(Figure collection entries)
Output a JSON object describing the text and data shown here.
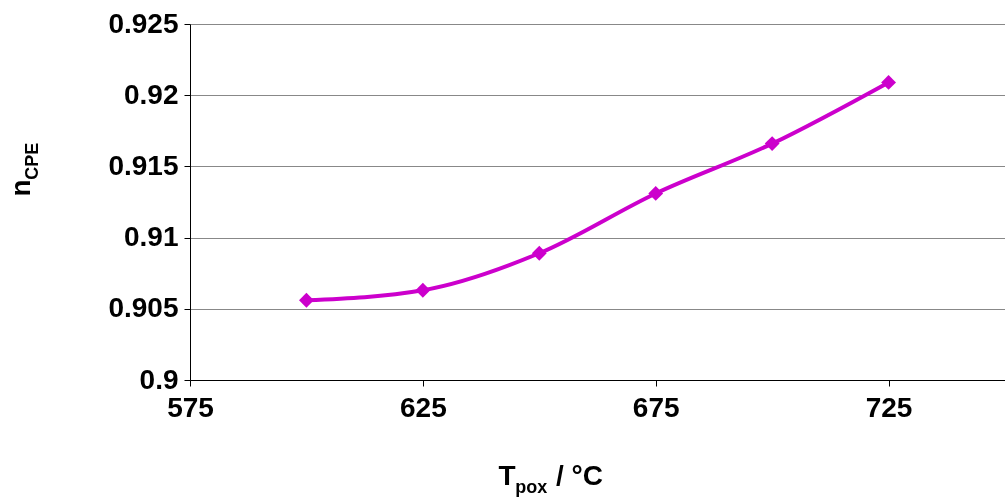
{
  "chart_data": {
    "type": "line",
    "xlabel": "T$_{pox}$ / °C",
    "ylabel": "n$_{CPE}$",
    "x": [
      600,
      625,
      650,
      675,
      700,
      725
    ],
    "series": [
      {
        "color": "#cc00cc",
        "values": [
          0.9056,
          0.9063,
          0.9089,
          0.9131,
          0.9166,
          0.9209
        ]
      }
    ],
    "xlim": [
      575,
      750
    ],
    "xticks": [
      575,
      625,
      675,
      725
    ],
    "ylim": [
      0.9,
      0.925
    ],
    "yticks": [
      {
        "value": 0.9,
        "label": "0.9"
      },
      {
        "value": 0.905,
        "label": "0.905"
      },
      {
        "value": 0.91,
        "label": "0.91"
      },
      {
        "value": 0.915,
        "label": "0.915"
      },
      {
        "value": 0.92,
        "label": "0.92"
      },
      {
        "value": 0.925,
        "label": "0.925"
      }
    ],
    "grid": "y",
    "marker": "diamond",
    "line_style": "solid"
  }
}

WRITTEN EXERCISE →
All of the entries above should be duplicated exactly, except for the pictures.

THE OUTPUT →
Output a JSON object describing the text and data shown here.
{
  "chart_data": {
    "type": "line",
    "xlabel": "T$_{pox}$ / °C",
    "ylabel": "n$_{CPE}$",
    "x": [
      600,
      625,
      650,
      675,
      700,
      725
    ],
    "series": [
      {
        "color": "#cc00cc",
        "values": [
          0.9056,
          0.9063,
          0.9089,
          0.9131,
          0.9166,
          0.9209
        ]
      }
    ],
    "xlim": [
      575,
      750
    ],
    "xticks": [
      575,
      625,
      675,
      725
    ],
    "ylim": [
      0.9,
      0.925
    ],
    "yticks": [
      {
        "value": 0.9,
        "label": "0.9"
      },
      {
        "value": 0.905,
        "label": "0.905"
      },
      {
        "value": 0.91,
        "label": "0.91"
      },
      {
        "value": 0.915,
        "label": "0.915"
      },
      {
        "value": 0.92,
        "label": "0.92"
      },
      {
        "value": 0.925,
        "label": "0.925"
      }
    ],
    "grid": "y",
    "marker": "diamond",
    "line_style": "solid"
  }
}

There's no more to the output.